WHAT YOU SHOULD DO ->
Copy everything in the listing below word for word, apart from any images.
## Start INFORMATION PROVIDED
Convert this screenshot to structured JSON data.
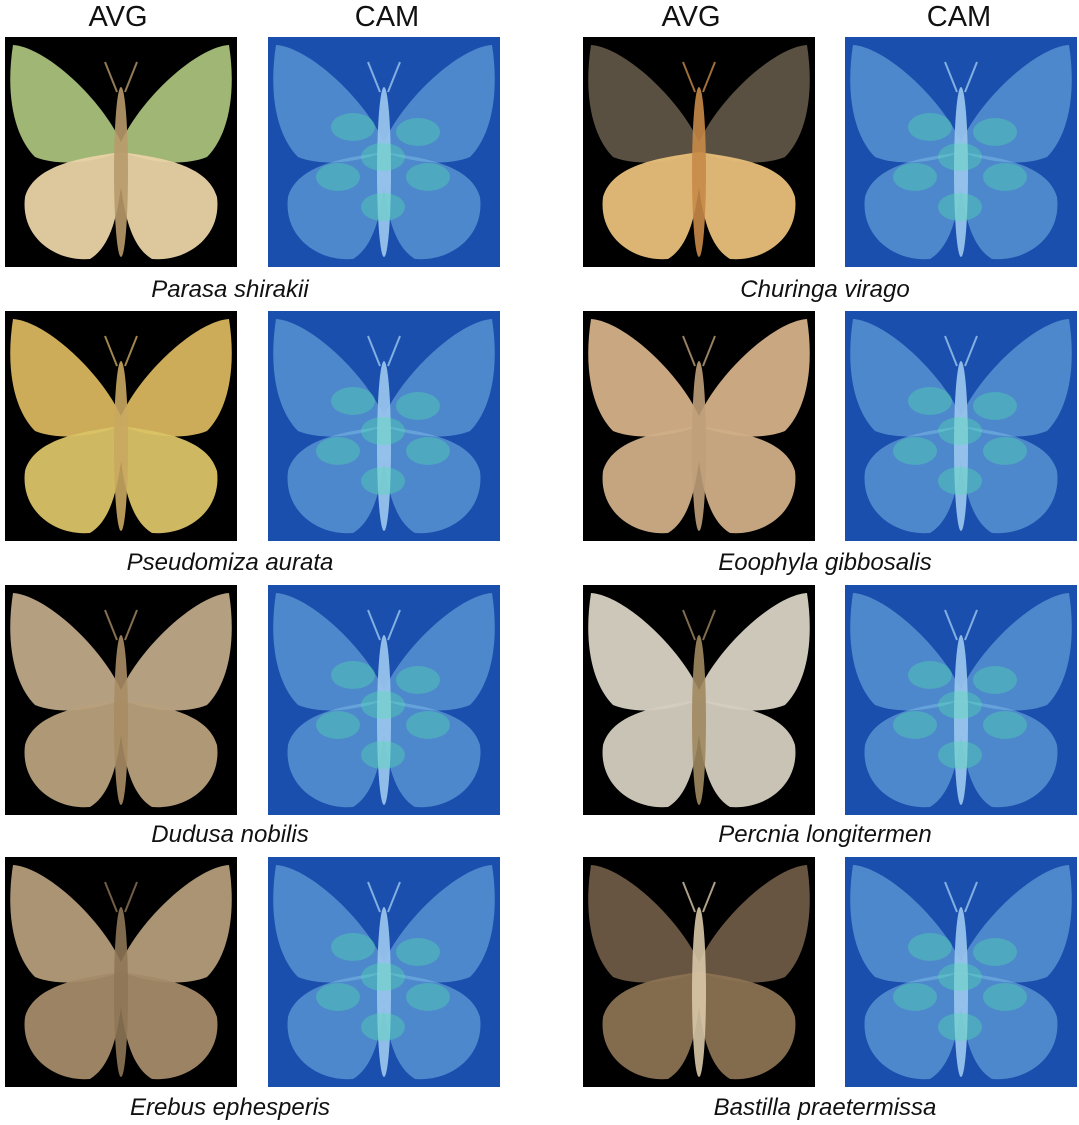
{
  "headers": {
    "avg": "AVG",
    "cam": "CAM"
  },
  "species": [
    {
      "name": "Parasa shirakii",
      "avg": {
        "fore": "#a9c07a",
        "hind": "#e9d3a6",
        "body": "#b89a6a"
      }
    },
    {
      "name": "Pseudomiza aurata",
      "avg": {
        "fore": "#d8b55e",
        "hind": "#d9c266",
        "body": "#c9a860"
      }
    },
    {
      "name": "Dudusa nobilis",
      "avg": {
        "fore": "#bea888",
        "hind": "#b8a07c",
        "body": "#a88c64"
      }
    },
    {
      "name": "Erebus ephesperis",
      "avg": {
        "fore": "#b39c7a",
        "hind": "#a48a68",
        "body": "#8e7656"
      }
    },
    {
      "name": "Churinga virago",
      "avg": {
        "fore": "#5e5444",
        "hind": "#e8bf7a",
        "body": "#c88a48"
      }
    },
    {
      "name": "Eoophyla gibbosalis",
      "avg": {
        "fore": "#d4b088",
        "hind": "#cfae86",
        "body": "#bfa07a"
      }
    },
    {
      "name": "Percnia longitermen",
      "avg": {
        "fore": "#d8d2c4",
        "hind": "#d4cebf",
        "body": "#a08860"
      }
    },
    {
      "name": "Bastilla praetermissa",
      "avg": {
        "fore": "#6e5a44",
        "hind": "#8a7252",
        "body": "#d8c8a8"
      }
    }
  ],
  "colors": {
    "background": "#000000",
    "cam_bg": "#1a4fae",
    "cam_wing": "#7ab8e6",
    "cam_hot": "#4ee6a8"
  }
}
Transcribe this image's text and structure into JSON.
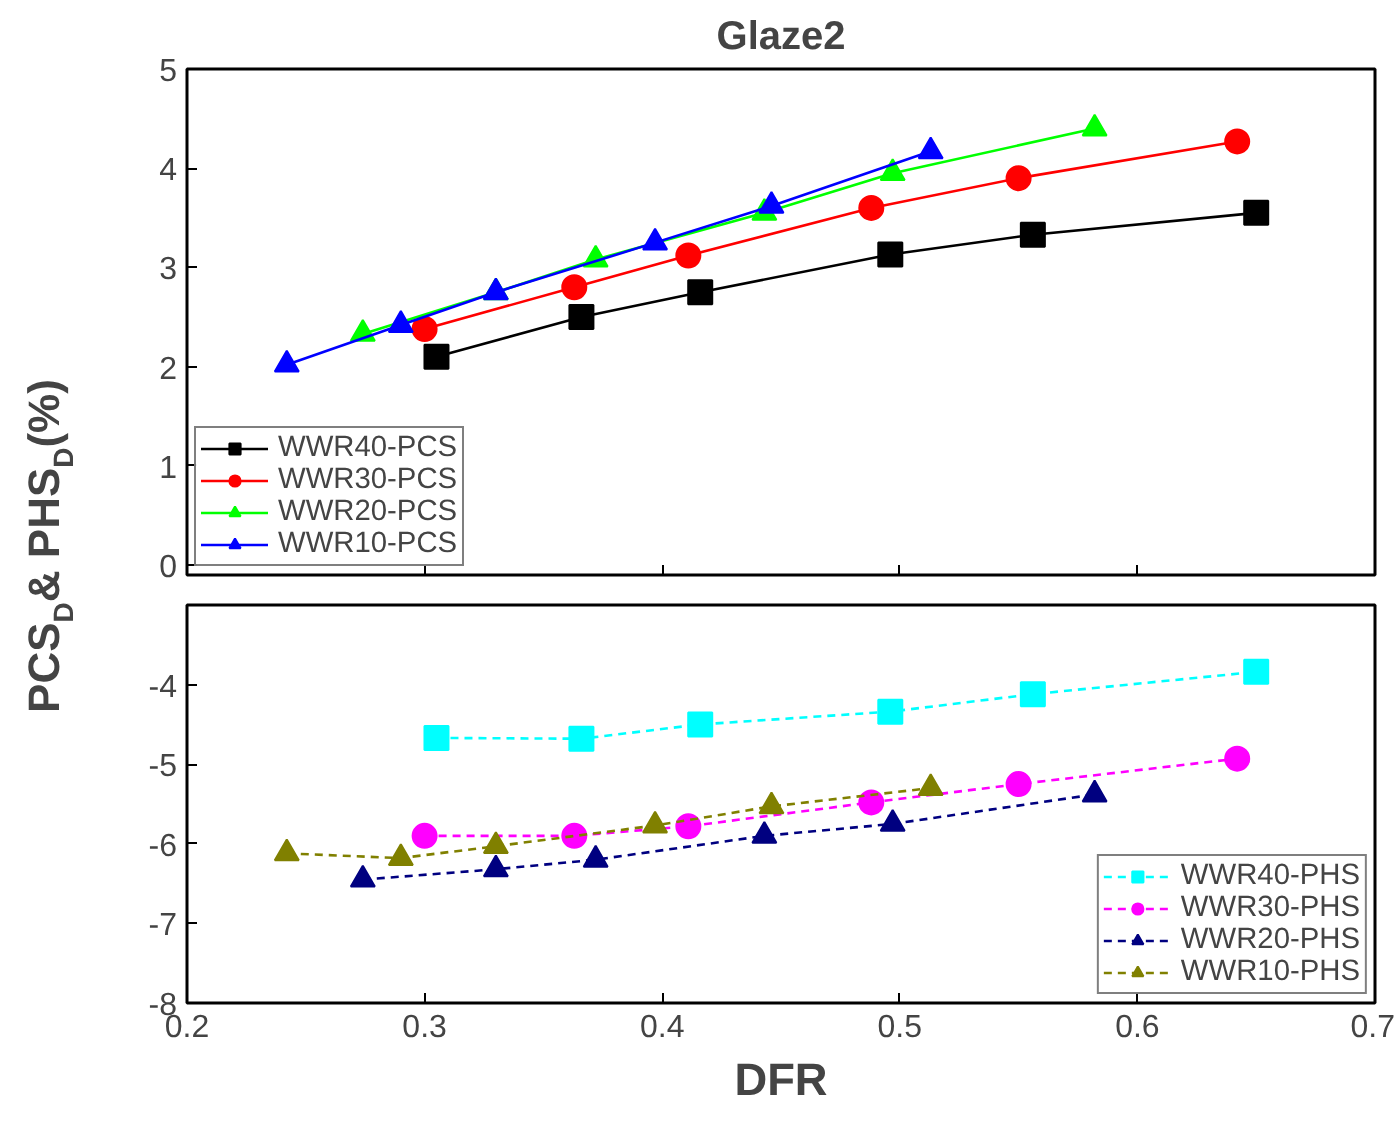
{
  "chart_data": [
    {
      "type": "line",
      "title": "Glaze2",
      "ylabel": "PCS$_{D}$& PHS$_{D}$(%)",
      "xlim": [
        0.2,
        0.7
      ],
      "ylim": [
        -0.1,
        5
      ],
      "xticks": [
        0.2,
        0.3,
        0.4,
        0.5,
        0.6,
        0.7
      ],
      "yticks": [
        0,
        1,
        2,
        3,
        4,
        5
      ],
      "tick_labels": "y",
      "grid": false,
      "legend": "bottom left",
      "series": [
        {
          "name": "WWR40-PCS",
          "color": "#000000",
          "marker": "square",
          "line_style": "solid",
          "x": [
            0.305,
            0.366,
            0.416,
            0.496,
            0.556,
            0.65
          ],
          "values": [
            2.1,
            2.5,
            2.75,
            3.13,
            3.33,
            3.55
          ]
        },
        {
          "name": "WWR30-PCS",
          "color": "#ff0000",
          "marker": "circle",
          "line_style": "solid",
          "x": [
            0.3,
            0.363,
            0.411,
            0.488,
            0.55,
            0.642
          ],
          "values": [
            2.38,
            2.8,
            3.12,
            3.6,
            3.9,
            4.27
          ]
        },
        {
          "name": "WWR20-PCS",
          "color": "#00ff00",
          "marker": "triangle",
          "line_style": "solid",
          "x": [
            0.274,
            0.33,
            0.372,
            0.443,
            0.497,
            0.582
          ],
          "values": [
            2.33,
            2.75,
            3.08,
            3.55,
            3.95,
            4.4
          ]
        },
        {
          "name": "WWR10-PCS",
          "color": "#0000ff",
          "marker": "triangle",
          "line_style": "solid",
          "x": [
            0.242,
            0.29,
            0.33,
            0.397,
            0.446,
            0.513
          ],
          "values": [
            2.02,
            2.42,
            2.75,
            3.25,
            3.62,
            4.17
          ]
        }
      ]
    },
    {
      "type": "line",
      "xlabel": "DFR",
      "xlim": [
        0.2,
        0.7
      ],
      "ylim": [
        -8,
        -3
      ],
      "xticks": [
        0.2,
        0.3,
        0.4,
        0.5,
        0.6,
        0.7
      ],
      "yticks": [
        -8,
        -7,
        -6,
        -5,
        -4
      ],
      "grid": false,
      "legend": "bottom right",
      "series": [
        {
          "name": "WWR40-PHS",
          "color": "#00ffff",
          "marker": "square",
          "line_style": "dashed",
          "x": [
            0.305,
            0.366,
            0.416,
            0.496,
            0.556,
            0.65
          ],
          "values": [
            -4.67,
            -4.68,
            -4.5,
            -4.34,
            -4.12,
            -3.84
          ]
        },
        {
          "name": "WWR30-PHS",
          "color": "#ff00ff",
          "marker": "circle",
          "line_style": "dashed",
          "x": [
            0.3,
            0.363,
            0.411,
            0.488,
            0.55,
            0.642
          ],
          "values": [
            -5.9,
            -5.9,
            -5.78,
            -5.48,
            -5.25,
            -4.93
          ]
        },
        {
          "name": "WWR20-PHS",
          "color": "#000080",
          "marker": "triangle",
          "line_style": "dashed",
          "x": [
            0.274,
            0.33,
            0.372,
            0.443,
            0.497,
            0.582
          ],
          "values": [
            -6.45,
            -6.32,
            -6.2,
            -5.9,
            -5.75,
            -5.38
          ]
        },
        {
          "name": "WWR10-PHS",
          "color": "#808000",
          "marker": "triangle",
          "line_style": "dashed",
          "x": [
            0.242,
            0.29,
            0.33,
            0.397,
            0.446,
            0.513
          ],
          "values": [
            -6.12,
            -6.18,
            -6.03,
            -5.77,
            -5.53,
            -5.3
          ]
        }
      ]
    }
  ]
}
## End INFORMATION PROVIDED
RESPONSE TO THIS TASK ->
Convert this screenshot to structured JSON data.
{
  "headers": {
    "avg": "AVG",
    "cam": "CAM"
  },
  "species": [
    {
      "name": "Parasa shirakii",
      "avg": {
        "fore": "#a9c07a",
        "hind": "#e9d3a6",
        "body": "#b89a6a"
      }
    },
    {
      "name": "Pseudomiza aurata",
      "avg": {
        "fore": "#d8b55e",
        "hind": "#d9c266",
        "body": "#c9a860"
      }
    },
    {
      "name": "Dudusa nobilis",
      "avg": {
        "fore": "#bea888",
        "hind": "#b8a07c",
        "body": "#a88c64"
      }
    },
    {
      "name": "Erebus ephesperis",
      "avg": {
        "fore": "#b39c7a",
        "hind": "#a48a68",
        "body": "#8e7656"
      }
    },
    {
      "name": "Churinga virago",
      "avg": {
        "fore": "#5e5444",
        "hind": "#e8bf7a",
        "body": "#c88a48"
      }
    },
    {
      "name": "Eoophyla gibbosalis",
      "avg": {
        "fore": "#d4b088",
        "hind": "#cfae86",
        "body": "#bfa07a"
      }
    },
    {
      "name": "Percnia longitermen",
      "avg": {
        "fore": "#d8d2c4",
        "hind": "#d4cebf",
        "body": "#a08860"
      }
    },
    {
      "name": "Bastilla praetermissa",
      "avg": {
        "fore": "#6e5a44",
        "hind": "#8a7252",
        "body": "#d8c8a8"
      }
    }
  ],
  "colors": {
    "background": "#000000",
    "cam_bg": "#1a4fae",
    "cam_wing": "#7ab8e6",
    "cam_hot": "#4ee6a8"
  }
}
Transcribe this image's text and structure into JSON.
{
  "chart_data": [
    {
      "type": "line",
      "title": "Glaze2",
      "ylabel": "PCS$_{D}$& PHS$_{D}$(%)",
      "xlim": [
        0.2,
        0.7
      ],
      "ylim": [
        -0.1,
        5
      ],
      "xticks": [
        0.2,
        0.3,
        0.4,
        0.5,
        0.6,
        0.7
      ],
      "yticks": [
        0,
        1,
        2,
        3,
        4,
        5
      ],
      "tick_labels": "y",
      "grid": false,
      "legend": "bottom left",
      "series": [
        {
          "name": "WWR40-PCS",
          "color": "#000000",
          "marker": "square",
          "line_style": "solid",
          "x": [
            0.305,
            0.366,
            0.416,
            0.496,
            0.556,
            0.65
          ],
          "values": [
            2.1,
            2.5,
            2.75,
            3.13,
            3.33,
            3.55
          ]
        },
        {
          "name": "WWR30-PCS",
          "color": "#ff0000",
          "marker": "circle",
          "line_style": "solid",
          "x": [
            0.3,
            0.363,
            0.411,
            0.488,
            0.55,
            0.642
          ],
          "values": [
            2.38,
            2.8,
            3.12,
            3.6,
            3.9,
            4.27
          ]
        },
        {
          "name": "WWR20-PCS",
          "color": "#00ff00",
          "marker": "triangle",
          "line_style": "solid",
          "x": [
            0.274,
            0.33,
            0.372,
            0.443,
            0.497,
            0.582
          ],
          "values": [
            2.33,
            2.75,
            3.08,
            3.55,
            3.95,
            4.4
          ]
        },
        {
          "name": "WWR10-PCS",
          "color": "#0000ff",
          "marker": "triangle",
          "line_style": "solid",
          "x": [
            0.242,
            0.29,
            0.33,
            0.397,
            0.446,
            0.513
          ],
          "values": [
            2.02,
            2.42,
            2.75,
            3.25,
            3.62,
            4.17
          ]
        }
      ]
    },
    {
      "type": "line",
      "xlabel": "DFR",
      "xlim": [
        0.2,
        0.7
      ],
      "ylim": [
        -8,
        -3
      ],
      "xticks": [
        0.2,
        0.3,
        0.4,
        0.5,
        0.6,
        0.7
      ],
      "yticks": [
        -8,
        -7,
        -6,
        -5,
        -4
      ],
      "grid": false,
      "legend": "bottom right",
      "series": [
        {
          "name": "WWR40-PHS",
          "color": "#00ffff",
          "marker": "square",
          "line_style": "dashed",
          "x": [
            0.305,
            0.366,
            0.416,
            0.496,
            0.556,
            0.65
          ],
          "values": [
            -4.67,
            -4.68,
            -4.5,
            -4.34,
            -4.12,
            -3.84
          ]
        },
        {
          "name": "WWR30-PHS",
          "color": "#ff00ff",
          "marker": "circle",
          "line_style": "dashed",
          "x": [
            0.3,
            0.363,
            0.411,
            0.488,
            0.55,
            0.642
          ],
          "values": [
            -5.9,
            -5.9,
            -5.78,
            -5.48,
            -5.25,
            -4.93
          ]
        },
        {
          "name": "WWR20-PHS",
          "color": "#000080",
          "marker": "triangle",
          "line_style": "dashed",
          "x": [
            0.274,
            0.33,
            0.372,
            0.443,
            0.497,
            0.582
          ],
          "values": [
            -6.45,
            -6.32,
            -6.2,
            -5.9,
            -5.75,
            -5.38
          ]
        },
        {
          "name": "WWR10-PHS",
          "color": "#808000",
          "marker": "triangle",
          "line_style": "dashed",
          "x": [
            0.242,
            0.29,
            0.33,
            0.397,
            0.446,
            0.513
          ],
          "values": [
            -6.12,
            -6.18,
            -6.03,
            -5.77,
            -5.53,
            -5.3
          ]
        }
      ]
    }
  ]
}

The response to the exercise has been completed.